→ EXERCISE: Where the data below has the string "name", return the whole line.

→ MATERIALS PROVIDED:
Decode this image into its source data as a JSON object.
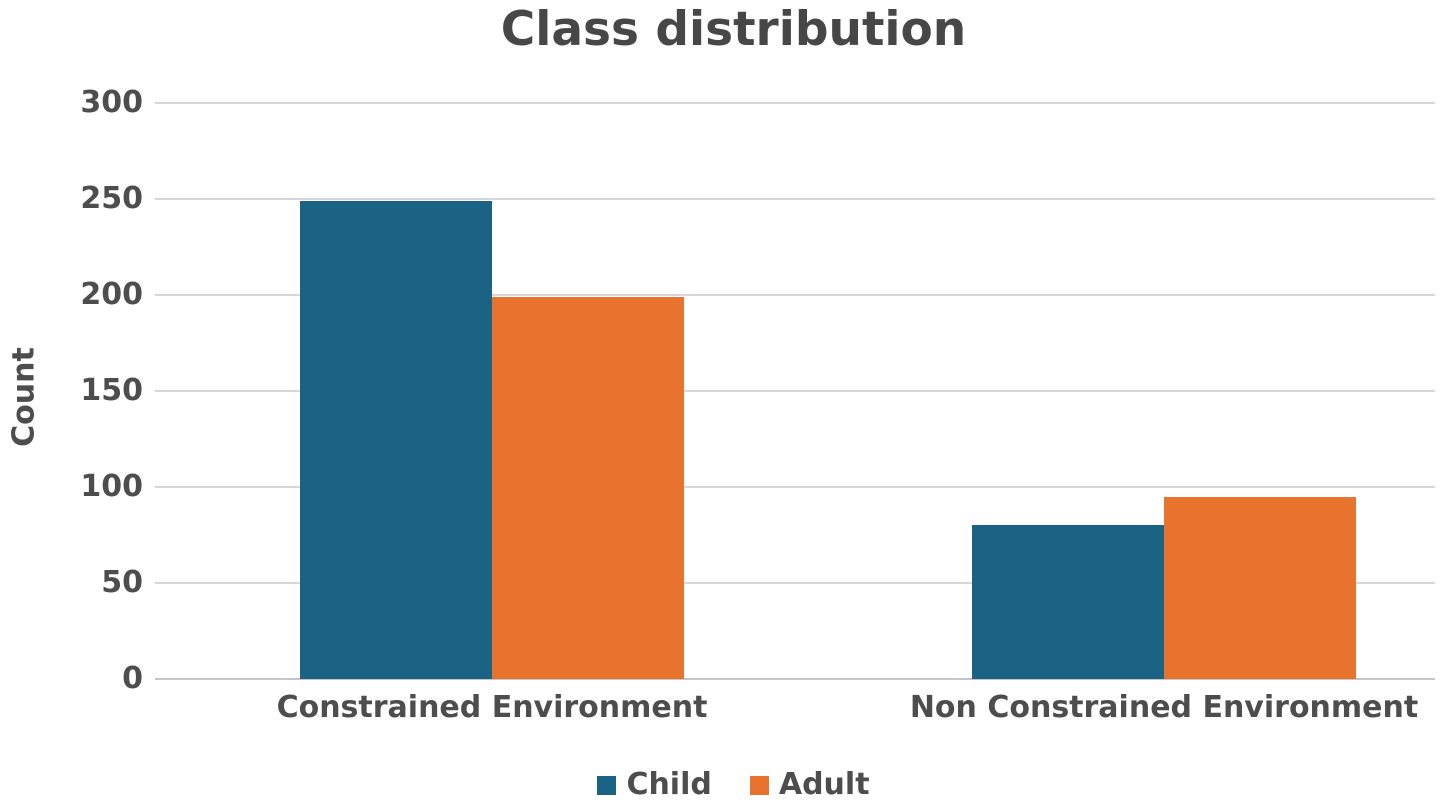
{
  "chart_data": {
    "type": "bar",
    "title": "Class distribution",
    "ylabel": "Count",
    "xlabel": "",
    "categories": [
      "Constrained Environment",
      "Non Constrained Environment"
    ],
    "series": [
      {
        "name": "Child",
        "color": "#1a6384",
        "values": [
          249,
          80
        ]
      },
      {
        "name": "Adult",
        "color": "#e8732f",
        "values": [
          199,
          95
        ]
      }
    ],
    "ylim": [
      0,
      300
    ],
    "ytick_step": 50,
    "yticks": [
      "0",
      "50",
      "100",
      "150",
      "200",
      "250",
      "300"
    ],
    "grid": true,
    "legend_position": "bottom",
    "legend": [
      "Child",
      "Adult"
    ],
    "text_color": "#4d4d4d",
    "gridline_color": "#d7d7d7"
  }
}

---

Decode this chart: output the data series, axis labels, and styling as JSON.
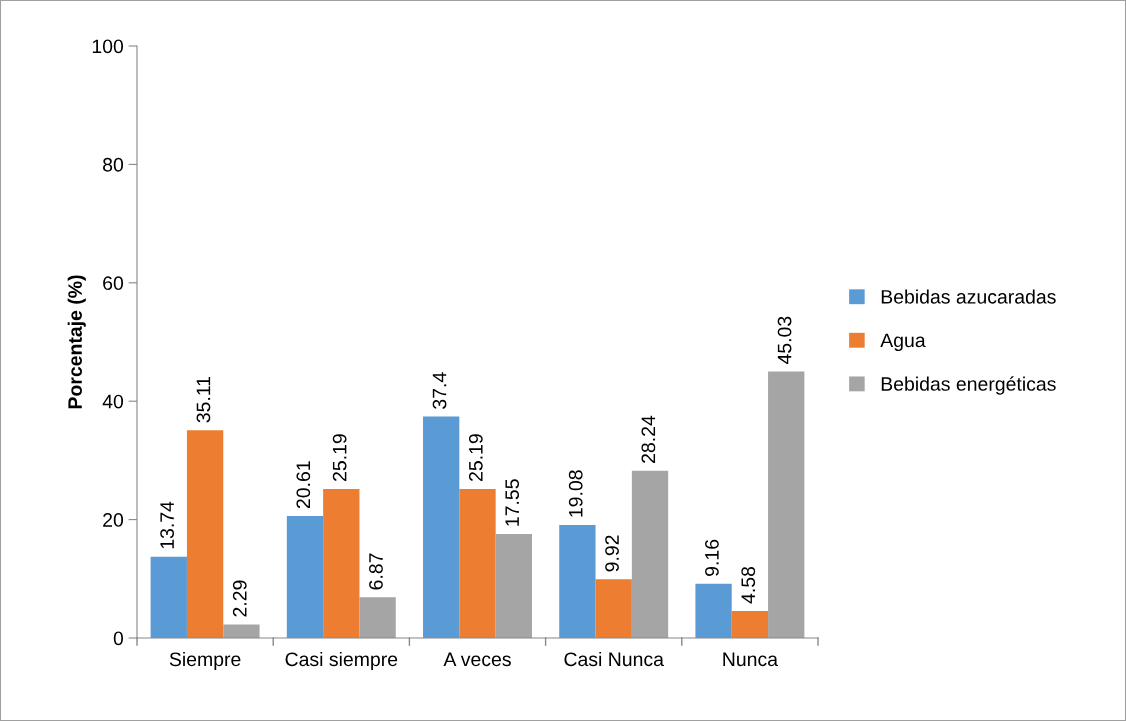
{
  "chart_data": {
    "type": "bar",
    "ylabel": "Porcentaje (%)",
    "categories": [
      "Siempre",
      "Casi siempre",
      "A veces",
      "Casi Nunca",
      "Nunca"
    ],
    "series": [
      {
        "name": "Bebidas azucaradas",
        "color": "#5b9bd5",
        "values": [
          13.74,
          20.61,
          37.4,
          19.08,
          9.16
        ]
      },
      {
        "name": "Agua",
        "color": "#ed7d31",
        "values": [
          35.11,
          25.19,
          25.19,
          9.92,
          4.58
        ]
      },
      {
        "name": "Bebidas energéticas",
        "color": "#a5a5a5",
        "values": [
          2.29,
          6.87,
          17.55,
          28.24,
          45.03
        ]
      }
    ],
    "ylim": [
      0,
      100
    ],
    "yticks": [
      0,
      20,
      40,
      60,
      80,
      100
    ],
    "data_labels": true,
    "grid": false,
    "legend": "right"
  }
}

→ RESPONSE FOR THIS EXERCISE:
        "name": "Child",
        "name": "Adult",
        "name": "Bebidas azucaradas",
        "name": "Agua",
        "name": "Bebidas energéticas",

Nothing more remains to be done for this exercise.